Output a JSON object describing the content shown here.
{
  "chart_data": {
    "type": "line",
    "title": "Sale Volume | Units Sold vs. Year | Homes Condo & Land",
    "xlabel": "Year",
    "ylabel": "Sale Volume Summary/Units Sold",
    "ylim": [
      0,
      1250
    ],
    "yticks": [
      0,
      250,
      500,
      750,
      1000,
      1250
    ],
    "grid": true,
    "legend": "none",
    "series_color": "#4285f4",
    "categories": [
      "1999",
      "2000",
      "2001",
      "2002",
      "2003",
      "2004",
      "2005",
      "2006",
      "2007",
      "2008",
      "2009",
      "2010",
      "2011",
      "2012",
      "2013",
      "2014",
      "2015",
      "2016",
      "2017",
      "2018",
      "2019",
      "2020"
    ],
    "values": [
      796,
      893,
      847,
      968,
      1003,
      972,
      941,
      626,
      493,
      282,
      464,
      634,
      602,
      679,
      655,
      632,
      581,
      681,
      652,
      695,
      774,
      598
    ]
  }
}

**WHAT NEEDS TO BE DONE**: Above are the records; retype them all without a single difference.

**EXPECTED ANSWER**:
Output a JSON object describing the content shown here.
{
  "chart_data": {
    "type": "line",
    "title": "Sale Volume | Units Sold vs. Year | Homes Condo & Land",
    "xlabel": "Year",
    "ylabel": "Sale Volume Summary/Units Sold",
    "ylim": [
      0,
      1250
    ],
    "yticks": [
      0,
      250,
      500,
      750,
      1000,
      1250
    ],
    "grid": true,
    "legend": "none",
    "series_color": "#4285f4",
    "categories": [
      "1999",
      "2000",
      "2001",
      "2002",
      "2003",
      "2004",
      "2005",
      "2006",
      "2007",
      "2008",
      "2009",
      "2010",
      "2011",
      "2012",
      "2013",
      "2014",
      "2015",
      "2016",
      "2017",
      "2018",
      "2019",
      "2020"
    ],
    "values": [
      796,
      893,
      847,
      968,
      1003,
      972,
      941,
      626,
      493,
      282,
      464,
      634,
      602,
      679,
      655,
      632,
      581,
      681,
      652,
      695,
      774,
      598
    ]
  }
}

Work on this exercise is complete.